Return all lines where the word "Axis" can be found.
---------- PROVIDED RECORDS
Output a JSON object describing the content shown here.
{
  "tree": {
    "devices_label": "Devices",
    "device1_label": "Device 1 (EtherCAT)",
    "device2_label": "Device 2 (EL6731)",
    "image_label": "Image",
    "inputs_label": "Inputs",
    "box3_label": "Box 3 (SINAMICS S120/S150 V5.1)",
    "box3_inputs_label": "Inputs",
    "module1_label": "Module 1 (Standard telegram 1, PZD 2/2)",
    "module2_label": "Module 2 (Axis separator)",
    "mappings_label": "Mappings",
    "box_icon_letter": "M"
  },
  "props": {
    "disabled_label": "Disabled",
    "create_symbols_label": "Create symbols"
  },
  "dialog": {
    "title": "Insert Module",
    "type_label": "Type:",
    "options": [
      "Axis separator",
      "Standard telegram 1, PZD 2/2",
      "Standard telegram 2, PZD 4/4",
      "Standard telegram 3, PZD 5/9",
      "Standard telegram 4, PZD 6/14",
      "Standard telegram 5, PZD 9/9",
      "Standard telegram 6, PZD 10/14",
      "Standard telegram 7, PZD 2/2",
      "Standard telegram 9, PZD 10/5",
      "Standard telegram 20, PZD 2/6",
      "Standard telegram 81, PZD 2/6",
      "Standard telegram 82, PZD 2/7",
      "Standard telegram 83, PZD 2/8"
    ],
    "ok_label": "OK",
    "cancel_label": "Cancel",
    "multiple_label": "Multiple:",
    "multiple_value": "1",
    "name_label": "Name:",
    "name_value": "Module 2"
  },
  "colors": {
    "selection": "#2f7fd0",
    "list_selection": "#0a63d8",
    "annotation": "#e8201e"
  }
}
--------------------
_THE RESULT_:
    "module2_label": "Module 2 (Axis separator)",
      "Axis separator",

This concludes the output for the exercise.